• **Exercise task**
Look through the data for the string "Predicted". Copy every line where it is found.

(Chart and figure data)
━━━━━━━━━━━━━━━━━━━━━━━━━━━━━━
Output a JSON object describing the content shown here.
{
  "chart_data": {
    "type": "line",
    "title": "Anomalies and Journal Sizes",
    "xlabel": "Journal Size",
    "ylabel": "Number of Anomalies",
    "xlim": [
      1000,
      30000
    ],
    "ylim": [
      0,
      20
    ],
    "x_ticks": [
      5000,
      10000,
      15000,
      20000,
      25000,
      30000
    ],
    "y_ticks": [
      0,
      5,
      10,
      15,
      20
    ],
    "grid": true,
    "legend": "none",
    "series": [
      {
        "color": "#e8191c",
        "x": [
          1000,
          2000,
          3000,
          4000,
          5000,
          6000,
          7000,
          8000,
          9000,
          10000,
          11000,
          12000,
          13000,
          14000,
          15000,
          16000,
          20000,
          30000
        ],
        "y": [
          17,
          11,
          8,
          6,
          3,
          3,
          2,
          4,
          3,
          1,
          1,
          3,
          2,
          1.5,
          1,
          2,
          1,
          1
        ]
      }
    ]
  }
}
━━━━━━━━━━━━━━━━━━━━━━━━━━━━━━
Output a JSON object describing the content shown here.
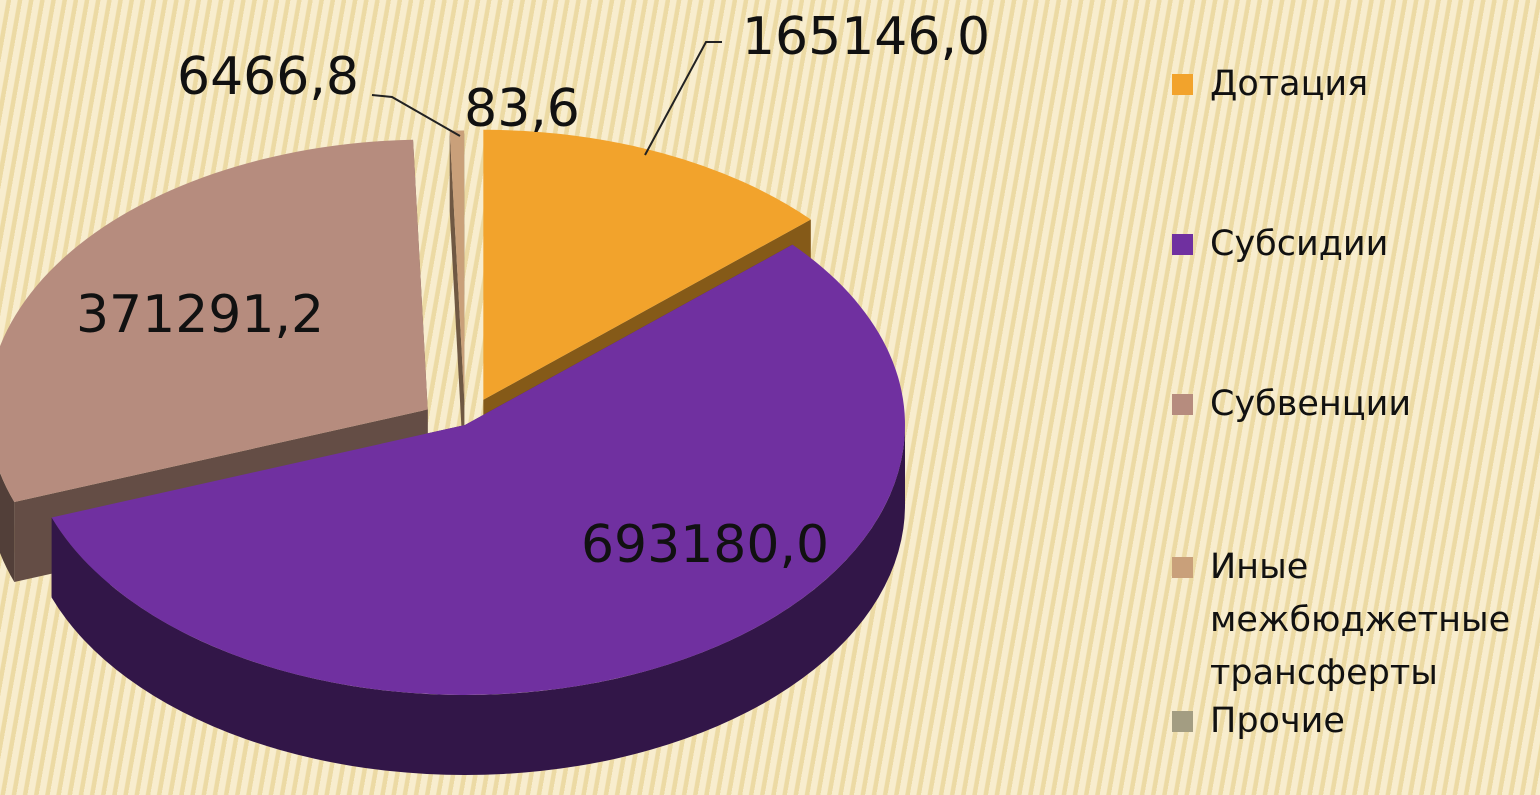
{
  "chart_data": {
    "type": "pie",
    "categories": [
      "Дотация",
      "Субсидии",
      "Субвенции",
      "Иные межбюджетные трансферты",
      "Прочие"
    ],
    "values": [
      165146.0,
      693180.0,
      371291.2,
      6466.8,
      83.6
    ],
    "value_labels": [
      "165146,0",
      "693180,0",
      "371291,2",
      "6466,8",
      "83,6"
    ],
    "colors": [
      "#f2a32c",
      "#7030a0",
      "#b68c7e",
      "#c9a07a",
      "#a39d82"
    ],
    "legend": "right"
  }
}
━━━━━━━━━━━━━━━━━━━━━━━━━━━━━━
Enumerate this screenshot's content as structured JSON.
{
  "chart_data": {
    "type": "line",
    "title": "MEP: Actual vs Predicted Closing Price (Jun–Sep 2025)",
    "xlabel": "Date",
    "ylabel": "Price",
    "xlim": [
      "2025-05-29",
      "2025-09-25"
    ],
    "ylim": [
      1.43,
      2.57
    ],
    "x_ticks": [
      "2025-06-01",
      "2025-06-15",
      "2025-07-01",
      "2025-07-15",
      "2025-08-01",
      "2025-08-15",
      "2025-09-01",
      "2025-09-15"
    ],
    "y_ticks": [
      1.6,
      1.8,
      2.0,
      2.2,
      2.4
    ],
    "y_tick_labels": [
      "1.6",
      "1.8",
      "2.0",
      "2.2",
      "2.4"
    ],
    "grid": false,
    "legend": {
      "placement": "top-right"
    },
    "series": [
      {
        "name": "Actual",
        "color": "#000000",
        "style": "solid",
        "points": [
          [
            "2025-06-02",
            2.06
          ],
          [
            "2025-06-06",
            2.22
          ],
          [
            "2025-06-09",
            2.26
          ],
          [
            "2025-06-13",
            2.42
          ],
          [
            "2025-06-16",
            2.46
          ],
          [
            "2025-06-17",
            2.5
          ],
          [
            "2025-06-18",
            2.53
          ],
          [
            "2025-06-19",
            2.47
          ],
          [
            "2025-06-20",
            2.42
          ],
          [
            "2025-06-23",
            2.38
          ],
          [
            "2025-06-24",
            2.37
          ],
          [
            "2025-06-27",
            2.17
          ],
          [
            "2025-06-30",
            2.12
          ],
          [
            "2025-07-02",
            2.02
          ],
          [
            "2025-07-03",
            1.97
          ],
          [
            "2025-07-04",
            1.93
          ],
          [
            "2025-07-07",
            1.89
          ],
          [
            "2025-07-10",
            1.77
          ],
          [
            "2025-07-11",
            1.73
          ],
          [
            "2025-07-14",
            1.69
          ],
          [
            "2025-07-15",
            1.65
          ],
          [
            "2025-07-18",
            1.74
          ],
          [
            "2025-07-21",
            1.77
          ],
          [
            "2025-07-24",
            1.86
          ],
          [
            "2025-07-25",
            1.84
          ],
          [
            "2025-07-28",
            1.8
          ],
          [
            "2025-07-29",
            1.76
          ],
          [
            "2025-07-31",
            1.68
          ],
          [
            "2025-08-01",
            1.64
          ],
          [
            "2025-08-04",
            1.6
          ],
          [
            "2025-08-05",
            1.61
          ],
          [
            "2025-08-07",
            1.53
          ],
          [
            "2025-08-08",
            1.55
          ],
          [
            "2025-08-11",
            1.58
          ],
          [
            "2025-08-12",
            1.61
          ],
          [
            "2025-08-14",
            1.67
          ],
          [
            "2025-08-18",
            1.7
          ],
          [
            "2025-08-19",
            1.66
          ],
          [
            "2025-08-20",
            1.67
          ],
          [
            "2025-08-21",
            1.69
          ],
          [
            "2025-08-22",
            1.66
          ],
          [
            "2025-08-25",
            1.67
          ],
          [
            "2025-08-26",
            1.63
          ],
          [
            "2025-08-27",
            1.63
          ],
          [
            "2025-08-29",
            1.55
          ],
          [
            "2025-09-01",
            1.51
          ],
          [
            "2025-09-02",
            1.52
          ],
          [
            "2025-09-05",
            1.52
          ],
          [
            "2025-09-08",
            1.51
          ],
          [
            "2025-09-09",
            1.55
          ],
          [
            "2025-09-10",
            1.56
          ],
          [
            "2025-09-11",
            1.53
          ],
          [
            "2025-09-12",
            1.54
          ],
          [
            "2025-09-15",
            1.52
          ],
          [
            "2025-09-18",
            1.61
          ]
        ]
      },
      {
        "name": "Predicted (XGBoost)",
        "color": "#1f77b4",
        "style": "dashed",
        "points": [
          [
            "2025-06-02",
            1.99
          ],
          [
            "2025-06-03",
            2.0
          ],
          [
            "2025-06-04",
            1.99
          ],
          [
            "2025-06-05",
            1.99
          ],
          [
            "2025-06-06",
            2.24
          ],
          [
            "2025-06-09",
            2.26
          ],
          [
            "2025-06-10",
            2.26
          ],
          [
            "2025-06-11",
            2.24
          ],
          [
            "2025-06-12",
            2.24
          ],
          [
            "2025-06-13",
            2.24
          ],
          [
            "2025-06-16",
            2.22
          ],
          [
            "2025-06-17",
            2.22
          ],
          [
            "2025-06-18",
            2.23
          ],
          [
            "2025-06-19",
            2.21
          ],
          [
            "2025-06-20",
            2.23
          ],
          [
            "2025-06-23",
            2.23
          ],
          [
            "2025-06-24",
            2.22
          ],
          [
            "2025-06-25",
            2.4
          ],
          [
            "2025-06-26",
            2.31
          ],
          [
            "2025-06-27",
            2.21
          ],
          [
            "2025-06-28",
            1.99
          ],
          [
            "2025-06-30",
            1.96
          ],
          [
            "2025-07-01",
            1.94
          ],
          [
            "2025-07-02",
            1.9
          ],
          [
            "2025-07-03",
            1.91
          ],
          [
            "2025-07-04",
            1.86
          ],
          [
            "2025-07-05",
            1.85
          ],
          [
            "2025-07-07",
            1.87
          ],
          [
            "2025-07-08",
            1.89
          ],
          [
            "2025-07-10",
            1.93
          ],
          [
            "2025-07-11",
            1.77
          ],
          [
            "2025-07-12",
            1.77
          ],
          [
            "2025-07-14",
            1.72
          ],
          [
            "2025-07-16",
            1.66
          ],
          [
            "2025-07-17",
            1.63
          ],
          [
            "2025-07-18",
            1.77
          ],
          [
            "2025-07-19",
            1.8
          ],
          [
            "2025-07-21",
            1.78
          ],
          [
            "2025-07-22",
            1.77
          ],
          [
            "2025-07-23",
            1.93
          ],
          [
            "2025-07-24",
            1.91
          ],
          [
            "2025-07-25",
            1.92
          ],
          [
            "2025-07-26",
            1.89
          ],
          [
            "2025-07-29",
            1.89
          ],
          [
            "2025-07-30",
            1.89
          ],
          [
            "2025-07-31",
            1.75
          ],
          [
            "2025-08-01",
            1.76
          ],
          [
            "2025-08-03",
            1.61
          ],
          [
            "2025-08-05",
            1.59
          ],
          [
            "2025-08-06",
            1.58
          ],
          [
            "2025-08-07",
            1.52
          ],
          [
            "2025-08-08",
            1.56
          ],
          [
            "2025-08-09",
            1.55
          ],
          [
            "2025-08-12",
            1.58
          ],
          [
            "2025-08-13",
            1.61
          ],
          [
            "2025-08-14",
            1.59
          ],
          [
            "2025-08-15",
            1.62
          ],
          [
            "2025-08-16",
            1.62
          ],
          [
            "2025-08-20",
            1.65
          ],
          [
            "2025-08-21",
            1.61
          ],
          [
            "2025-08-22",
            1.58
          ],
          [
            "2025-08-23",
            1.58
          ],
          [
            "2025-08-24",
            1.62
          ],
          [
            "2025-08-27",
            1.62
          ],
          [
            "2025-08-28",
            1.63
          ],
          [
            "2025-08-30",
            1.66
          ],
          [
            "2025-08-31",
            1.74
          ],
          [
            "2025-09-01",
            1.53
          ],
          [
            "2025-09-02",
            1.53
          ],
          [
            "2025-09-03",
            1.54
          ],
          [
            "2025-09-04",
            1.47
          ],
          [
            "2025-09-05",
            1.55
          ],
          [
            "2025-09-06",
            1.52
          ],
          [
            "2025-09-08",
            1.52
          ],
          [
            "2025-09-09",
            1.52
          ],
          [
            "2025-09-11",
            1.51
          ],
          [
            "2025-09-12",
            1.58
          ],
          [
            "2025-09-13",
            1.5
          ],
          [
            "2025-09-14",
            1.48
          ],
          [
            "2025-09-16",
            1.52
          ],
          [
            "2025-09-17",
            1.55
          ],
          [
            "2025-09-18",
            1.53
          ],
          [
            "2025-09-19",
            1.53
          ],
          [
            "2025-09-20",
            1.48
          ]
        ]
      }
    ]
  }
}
━━━━━━━━━━━━━━━━━━━━━━━━━━━━━━
• **Problem solution**
    "title": "MEP: Actual vs Predicted Closing Price (Jun–Sep 2025)",
        "name": "Predicted (XGBoost)",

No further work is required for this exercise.